Provided data —
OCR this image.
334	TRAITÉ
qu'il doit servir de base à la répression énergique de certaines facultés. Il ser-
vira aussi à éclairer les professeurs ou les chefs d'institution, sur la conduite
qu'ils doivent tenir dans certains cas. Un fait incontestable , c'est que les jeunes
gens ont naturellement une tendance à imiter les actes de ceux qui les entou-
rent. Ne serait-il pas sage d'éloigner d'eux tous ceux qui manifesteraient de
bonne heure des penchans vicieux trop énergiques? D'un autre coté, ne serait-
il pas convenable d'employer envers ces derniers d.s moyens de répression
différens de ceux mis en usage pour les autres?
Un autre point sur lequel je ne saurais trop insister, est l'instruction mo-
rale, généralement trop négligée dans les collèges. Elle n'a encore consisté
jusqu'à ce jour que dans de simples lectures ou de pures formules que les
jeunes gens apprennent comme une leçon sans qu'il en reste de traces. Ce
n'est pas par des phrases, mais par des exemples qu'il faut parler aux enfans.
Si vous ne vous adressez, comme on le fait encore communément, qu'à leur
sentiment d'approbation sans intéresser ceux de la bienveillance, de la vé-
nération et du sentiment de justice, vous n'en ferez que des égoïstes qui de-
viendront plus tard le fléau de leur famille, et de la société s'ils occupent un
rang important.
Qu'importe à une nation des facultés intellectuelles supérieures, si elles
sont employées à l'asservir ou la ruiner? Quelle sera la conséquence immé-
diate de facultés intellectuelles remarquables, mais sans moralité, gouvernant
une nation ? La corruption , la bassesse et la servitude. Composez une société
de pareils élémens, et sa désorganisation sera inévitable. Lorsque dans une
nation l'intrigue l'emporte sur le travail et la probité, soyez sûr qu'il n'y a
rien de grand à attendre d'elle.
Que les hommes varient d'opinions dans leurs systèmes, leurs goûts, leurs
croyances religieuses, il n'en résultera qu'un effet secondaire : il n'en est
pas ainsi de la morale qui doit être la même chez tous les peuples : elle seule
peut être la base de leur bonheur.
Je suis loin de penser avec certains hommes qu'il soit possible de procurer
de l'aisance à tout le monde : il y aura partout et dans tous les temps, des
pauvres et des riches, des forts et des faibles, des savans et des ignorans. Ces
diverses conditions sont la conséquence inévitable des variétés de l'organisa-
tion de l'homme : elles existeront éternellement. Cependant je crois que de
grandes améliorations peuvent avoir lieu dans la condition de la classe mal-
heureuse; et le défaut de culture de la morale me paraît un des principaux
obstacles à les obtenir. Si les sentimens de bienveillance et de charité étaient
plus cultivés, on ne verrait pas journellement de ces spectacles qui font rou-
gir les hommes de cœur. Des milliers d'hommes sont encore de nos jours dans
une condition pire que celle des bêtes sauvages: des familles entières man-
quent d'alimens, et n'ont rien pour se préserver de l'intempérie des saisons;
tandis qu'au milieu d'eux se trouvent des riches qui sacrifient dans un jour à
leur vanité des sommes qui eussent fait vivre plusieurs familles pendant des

Goal — Pick out the lines that include the word "facultés" and write them out.

Answer to this exercise —
qu'il doit servir de base à la répression énergique de certaines facultés. Il ser-
Qu'importe à une nation des facultés intellectuelles supérieures, si elles
diate de facultés intellectuelles remarquables, mais sans moralité, gouvernant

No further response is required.